- [Problems to work on]:
• 1. According to the excerpt about Charles's controversies, when did Charles and Morphe release their collaborative palette?
• 2. Retype the passage from the excerpt about Charles's controversies that opens with the words containing "After facing swift" and closes with "response on Twitter.".
• 3. Extend the excerpt about Charles's controversies, starting right after its final sentence.

- [Extract provided]:
After facing swift and severe backlash, Covergirl (which he'd been representing at the time) made a statement to separate itself from the influencer — after that, Charles issues a curt response on Twitter. 

"I am extremely sorry," he wrote. "Regardless of my intentions, words have consequences. I take full responsibility and will learn and do better."

The Palette Swatch Incident

When Charles and Morphe released their collaborative palette in the fall of 2018, he did what any other YouTuber would do and uploaded a swatch video to his channel in attempts to show followers how each of the palette's shades performed. 

Users in his comments claimed the swatches were too smooth to be real and suggested that Charles used video editing magic to make his palette look better than it actually was. He hotly contested these claims over social media and provided unedited swatch footage, which left fans satisfied for the most part.

- [Recorded data]:
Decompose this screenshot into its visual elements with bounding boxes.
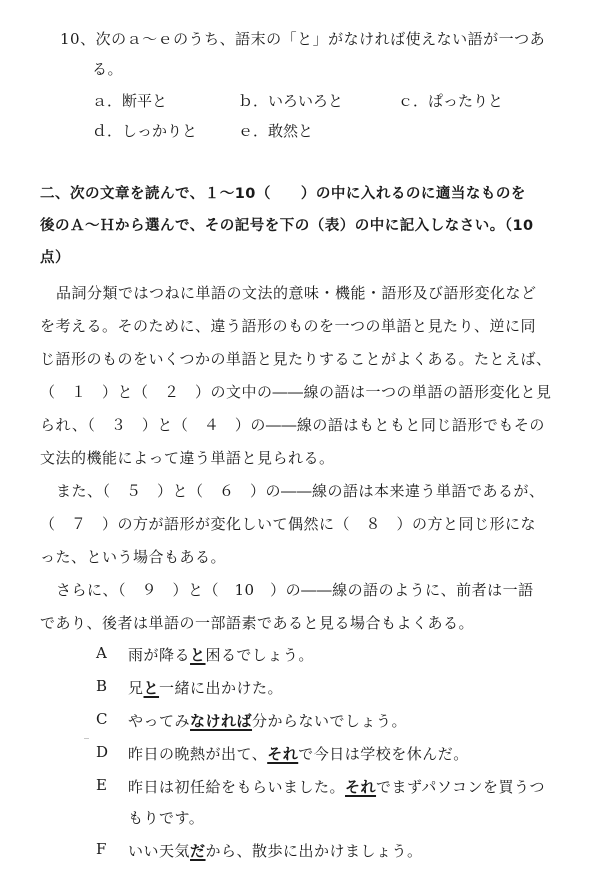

- [Answers to the exercises]:
• 1. In the fall of 2018.

• 2.
After facing swift and severe backlash, Covergirl (which he'd been representing at the time) made a statement to separate itself from the influencer — after that, Charles issues a curt response on Twitter.

• 3.
The Sex Tape Incident

In February of 2019, rumors began swirling on social media that a sex tape starring Charles and an unidentified man had surfaced. Charles laughed off the claims and clarified on Twitter that the video in question was definitely not his. However, the scenario started a major conversation about many of Charle's hyper-sexual tweets and photos, which he spent the following days defending.

"if my sex tape ever DID leak you all would know because i'd be posting it everywhere fully monetized with 34 mid-roll ads," he joked after the fact.

The Ariana Grande Incident

During a video collaboration with YouTuber Shane Dawson in the spring of 2018, Dawson asked Charles about "the rudest celebrity you've ever met." Charles regaled a tale about Ariana Grande, whom he says followed and DM'd him on social media shortly after his Ebola Twitter scandal.

Grande's fans were so mad that she'd been in contact with him that she felt it was best to quickly unfollow him. In a heated DM exchanged, Charles questioned how much their Twitter friendship would really affect her fan base, and the two haven't been spotted talking since.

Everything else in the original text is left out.